■ YOUR TASK: Check every line for the word "structure" and give the number of lines where it occurs, nothing else.

— Start of PROVIDED RECORDS —

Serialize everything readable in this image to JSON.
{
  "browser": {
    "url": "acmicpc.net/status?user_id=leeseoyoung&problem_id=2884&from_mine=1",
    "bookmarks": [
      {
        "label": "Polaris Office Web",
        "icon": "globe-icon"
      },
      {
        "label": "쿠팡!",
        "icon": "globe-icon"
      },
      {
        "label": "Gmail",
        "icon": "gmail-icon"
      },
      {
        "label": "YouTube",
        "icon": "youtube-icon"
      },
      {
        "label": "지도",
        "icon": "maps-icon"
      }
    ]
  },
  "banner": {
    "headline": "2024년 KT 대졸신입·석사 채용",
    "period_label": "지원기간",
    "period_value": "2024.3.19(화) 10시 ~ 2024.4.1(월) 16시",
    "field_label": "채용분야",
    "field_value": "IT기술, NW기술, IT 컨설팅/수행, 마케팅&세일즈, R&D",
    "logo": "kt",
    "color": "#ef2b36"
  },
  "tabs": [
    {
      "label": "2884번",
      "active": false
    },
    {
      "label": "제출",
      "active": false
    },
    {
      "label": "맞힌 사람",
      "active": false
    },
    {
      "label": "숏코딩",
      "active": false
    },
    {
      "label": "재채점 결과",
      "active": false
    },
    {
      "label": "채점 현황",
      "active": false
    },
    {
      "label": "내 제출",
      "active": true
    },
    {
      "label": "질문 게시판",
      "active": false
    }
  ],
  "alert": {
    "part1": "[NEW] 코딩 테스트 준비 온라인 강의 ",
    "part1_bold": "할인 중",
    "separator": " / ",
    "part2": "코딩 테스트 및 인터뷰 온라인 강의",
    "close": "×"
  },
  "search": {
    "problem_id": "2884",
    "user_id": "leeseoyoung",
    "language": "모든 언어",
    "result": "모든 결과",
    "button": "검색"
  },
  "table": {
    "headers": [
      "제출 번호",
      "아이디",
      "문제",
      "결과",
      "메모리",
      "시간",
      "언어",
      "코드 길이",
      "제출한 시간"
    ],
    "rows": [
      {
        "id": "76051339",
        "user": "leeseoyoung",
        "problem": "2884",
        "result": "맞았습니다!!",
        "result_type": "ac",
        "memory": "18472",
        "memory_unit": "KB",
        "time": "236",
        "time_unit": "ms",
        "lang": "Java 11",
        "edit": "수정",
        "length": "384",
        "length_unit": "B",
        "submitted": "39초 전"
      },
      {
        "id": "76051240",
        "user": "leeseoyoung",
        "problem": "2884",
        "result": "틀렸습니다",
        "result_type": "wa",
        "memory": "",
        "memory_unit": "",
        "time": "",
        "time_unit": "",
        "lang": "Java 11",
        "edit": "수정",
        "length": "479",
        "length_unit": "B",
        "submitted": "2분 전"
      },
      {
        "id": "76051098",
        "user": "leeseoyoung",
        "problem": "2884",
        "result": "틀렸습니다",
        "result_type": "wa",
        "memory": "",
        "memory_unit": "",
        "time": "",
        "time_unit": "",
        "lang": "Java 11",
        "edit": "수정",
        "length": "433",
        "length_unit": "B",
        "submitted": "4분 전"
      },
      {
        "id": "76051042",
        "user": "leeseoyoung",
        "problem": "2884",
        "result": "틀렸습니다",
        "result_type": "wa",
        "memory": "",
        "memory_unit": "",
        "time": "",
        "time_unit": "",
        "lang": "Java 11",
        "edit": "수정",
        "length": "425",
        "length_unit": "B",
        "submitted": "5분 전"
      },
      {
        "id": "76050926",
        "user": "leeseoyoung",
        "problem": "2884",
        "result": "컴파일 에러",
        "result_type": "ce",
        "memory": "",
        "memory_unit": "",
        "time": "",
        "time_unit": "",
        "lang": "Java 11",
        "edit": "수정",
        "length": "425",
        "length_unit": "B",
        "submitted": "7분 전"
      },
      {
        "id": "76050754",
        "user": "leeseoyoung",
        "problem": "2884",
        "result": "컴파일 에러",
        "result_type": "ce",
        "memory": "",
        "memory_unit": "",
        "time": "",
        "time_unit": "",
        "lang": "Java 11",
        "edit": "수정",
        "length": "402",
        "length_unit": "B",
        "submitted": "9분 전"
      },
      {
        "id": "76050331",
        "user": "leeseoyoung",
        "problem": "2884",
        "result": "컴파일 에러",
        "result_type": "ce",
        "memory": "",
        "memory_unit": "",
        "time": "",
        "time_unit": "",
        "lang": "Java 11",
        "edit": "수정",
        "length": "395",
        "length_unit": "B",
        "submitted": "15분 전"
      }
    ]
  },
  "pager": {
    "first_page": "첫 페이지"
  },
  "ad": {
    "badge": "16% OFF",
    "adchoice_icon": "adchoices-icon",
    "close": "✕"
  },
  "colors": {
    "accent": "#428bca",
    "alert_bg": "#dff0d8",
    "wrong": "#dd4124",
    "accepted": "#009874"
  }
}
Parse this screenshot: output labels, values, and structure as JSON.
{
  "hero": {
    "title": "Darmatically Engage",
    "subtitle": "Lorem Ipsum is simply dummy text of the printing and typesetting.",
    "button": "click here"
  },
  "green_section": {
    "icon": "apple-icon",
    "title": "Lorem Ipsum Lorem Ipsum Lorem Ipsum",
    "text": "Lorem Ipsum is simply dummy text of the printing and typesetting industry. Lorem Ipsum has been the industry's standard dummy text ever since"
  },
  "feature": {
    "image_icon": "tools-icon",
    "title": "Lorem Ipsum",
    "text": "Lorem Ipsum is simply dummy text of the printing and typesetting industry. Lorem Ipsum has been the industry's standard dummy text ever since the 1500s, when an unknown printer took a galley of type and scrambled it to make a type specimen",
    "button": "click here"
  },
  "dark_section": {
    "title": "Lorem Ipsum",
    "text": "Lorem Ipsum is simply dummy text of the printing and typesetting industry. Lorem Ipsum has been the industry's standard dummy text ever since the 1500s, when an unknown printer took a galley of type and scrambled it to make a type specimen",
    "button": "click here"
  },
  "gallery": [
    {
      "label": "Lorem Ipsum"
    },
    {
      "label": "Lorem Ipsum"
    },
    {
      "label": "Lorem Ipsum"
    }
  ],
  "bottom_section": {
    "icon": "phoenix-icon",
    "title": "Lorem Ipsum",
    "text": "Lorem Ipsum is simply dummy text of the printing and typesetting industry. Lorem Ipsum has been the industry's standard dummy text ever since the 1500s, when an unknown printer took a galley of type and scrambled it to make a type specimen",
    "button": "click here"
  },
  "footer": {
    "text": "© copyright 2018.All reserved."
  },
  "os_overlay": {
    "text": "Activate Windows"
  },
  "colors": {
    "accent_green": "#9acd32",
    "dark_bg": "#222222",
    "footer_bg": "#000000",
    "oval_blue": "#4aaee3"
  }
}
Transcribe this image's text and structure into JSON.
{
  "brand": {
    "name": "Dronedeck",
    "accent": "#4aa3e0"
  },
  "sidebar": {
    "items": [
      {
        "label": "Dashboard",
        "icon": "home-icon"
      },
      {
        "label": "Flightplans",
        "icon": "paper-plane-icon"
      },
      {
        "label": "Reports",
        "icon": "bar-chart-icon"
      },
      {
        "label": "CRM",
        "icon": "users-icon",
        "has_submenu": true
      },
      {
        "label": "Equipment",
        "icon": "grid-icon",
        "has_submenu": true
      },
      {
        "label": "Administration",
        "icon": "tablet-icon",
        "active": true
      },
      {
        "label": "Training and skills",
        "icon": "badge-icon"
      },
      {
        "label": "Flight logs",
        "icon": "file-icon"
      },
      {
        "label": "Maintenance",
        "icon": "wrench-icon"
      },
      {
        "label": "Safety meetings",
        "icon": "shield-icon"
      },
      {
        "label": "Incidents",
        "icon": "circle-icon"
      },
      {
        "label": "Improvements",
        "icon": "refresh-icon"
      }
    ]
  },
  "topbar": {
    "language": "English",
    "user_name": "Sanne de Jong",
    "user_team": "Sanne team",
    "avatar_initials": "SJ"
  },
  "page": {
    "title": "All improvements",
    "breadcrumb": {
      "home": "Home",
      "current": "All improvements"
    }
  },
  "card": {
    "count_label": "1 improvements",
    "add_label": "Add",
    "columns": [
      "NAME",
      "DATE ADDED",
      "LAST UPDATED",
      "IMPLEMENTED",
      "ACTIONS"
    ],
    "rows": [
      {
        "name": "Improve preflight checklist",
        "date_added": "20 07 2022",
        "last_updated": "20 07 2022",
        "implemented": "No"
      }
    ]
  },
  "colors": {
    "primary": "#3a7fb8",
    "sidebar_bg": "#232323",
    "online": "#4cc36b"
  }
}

— End of PROVIDED RECORDS —

■ EXERCISE RESPONSE: 2